***** Reading text *****

Convective available potential energy

In meteorology, convective available potential energy (commonly abbreviated as CAPE),[1] is a measure of the capacity of the atmosphere to support upward air movement that can lead to cloud formation and storms.

Some atmospheric conditions, such as very warm, moist, air in an atmosphere that cools rapidly with height, can promote strong and sustained upward air movement, possibly stimulating the formation of cumulus clouds or cumulonimbus (thunderstorm clouds).

By contrast, other conditions, such as a less warm air parcel or a parcel in an atmosphere with a temperature inversion (in which the temperature increases above a certain height) have much less capacity to support vigorous upward air movement, thus the potential energy level (CAPE) would be much lower, as would the probability of thunderstorms.

Any value greater than 0 J/kg indicates instability and an increasing possibility of thunderstorms and hail.

*****

Stated exercise A: In the text on convective available potential energy, what does any value greater than 0 J/kg indicate?
Stated exercise B: Using the text on convective available potential energy, explain why CAPE would be much lower for an air parcel in an atmosphere with a temperature inversion.

***** Record excerpts *****

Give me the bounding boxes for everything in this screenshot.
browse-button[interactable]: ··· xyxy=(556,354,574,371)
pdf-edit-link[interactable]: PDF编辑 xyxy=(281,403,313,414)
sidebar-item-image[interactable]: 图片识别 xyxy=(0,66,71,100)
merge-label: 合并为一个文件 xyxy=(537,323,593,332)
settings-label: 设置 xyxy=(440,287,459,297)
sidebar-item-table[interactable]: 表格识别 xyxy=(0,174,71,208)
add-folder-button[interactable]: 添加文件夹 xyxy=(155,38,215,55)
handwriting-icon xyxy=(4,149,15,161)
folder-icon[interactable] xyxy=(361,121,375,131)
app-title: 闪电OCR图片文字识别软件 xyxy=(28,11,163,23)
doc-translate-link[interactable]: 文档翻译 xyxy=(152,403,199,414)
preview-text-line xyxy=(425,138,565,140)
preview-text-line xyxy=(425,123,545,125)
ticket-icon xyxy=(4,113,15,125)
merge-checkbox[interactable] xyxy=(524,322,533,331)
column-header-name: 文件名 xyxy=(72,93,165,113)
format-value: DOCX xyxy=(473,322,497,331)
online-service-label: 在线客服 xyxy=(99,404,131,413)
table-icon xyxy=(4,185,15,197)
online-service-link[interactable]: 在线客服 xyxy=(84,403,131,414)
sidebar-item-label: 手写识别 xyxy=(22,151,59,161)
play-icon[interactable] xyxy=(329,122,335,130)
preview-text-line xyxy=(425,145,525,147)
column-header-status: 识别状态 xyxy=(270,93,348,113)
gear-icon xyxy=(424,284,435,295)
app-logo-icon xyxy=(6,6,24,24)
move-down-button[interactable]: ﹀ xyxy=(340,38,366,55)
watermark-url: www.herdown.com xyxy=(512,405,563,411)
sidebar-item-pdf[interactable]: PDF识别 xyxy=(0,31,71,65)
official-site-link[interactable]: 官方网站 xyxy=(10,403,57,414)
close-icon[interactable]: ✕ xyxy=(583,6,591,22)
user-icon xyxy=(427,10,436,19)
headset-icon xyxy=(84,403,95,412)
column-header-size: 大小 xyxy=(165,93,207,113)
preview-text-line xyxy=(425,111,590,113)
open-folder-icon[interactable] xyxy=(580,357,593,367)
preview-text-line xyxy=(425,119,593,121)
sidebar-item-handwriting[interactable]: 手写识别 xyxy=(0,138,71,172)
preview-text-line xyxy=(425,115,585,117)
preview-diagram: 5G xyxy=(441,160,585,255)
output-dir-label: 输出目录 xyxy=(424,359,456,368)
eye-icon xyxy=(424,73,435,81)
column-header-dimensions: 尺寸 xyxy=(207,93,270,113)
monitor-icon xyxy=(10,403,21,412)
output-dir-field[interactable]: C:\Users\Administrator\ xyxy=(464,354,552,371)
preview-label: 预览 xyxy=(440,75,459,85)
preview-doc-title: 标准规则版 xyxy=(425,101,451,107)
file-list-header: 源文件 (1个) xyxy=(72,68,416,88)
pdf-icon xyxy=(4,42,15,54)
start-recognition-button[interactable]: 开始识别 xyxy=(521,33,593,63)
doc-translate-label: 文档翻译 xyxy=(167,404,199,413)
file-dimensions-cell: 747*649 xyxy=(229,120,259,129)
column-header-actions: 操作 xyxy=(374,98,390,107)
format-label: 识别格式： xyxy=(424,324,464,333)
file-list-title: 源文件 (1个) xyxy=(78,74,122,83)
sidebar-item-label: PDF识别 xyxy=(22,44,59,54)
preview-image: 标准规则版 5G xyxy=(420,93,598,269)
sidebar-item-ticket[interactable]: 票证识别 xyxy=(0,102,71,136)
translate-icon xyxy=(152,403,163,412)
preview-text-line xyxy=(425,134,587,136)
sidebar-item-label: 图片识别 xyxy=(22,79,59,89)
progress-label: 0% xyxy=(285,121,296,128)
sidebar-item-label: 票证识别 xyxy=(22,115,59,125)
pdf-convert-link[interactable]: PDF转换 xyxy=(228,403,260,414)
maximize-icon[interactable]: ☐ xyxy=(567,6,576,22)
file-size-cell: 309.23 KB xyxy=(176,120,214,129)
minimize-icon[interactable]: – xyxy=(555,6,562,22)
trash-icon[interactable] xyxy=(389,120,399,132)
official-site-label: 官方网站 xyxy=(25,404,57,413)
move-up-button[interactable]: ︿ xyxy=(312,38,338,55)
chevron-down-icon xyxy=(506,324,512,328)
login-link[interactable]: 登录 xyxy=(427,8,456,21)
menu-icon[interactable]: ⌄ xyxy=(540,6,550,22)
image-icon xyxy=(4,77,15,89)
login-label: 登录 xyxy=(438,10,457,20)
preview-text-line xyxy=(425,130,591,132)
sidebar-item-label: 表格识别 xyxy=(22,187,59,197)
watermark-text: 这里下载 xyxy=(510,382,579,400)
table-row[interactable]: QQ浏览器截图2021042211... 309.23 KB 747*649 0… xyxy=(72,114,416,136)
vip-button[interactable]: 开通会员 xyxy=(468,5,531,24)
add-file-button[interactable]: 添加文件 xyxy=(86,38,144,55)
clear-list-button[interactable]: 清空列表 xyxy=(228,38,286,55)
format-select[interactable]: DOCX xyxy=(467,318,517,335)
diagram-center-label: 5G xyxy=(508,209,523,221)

*****

Exercise result A: It indicates instability and an increasing possibility of thunderstorms and hail.

Exercise result B: In a temperature inversion, the temperature increases above a certain height. Such conditions have much less capacity to support vigorous upward air movement. As a result, the potential energy level (CAPE) is much lower, as is the probability of thunderstorms.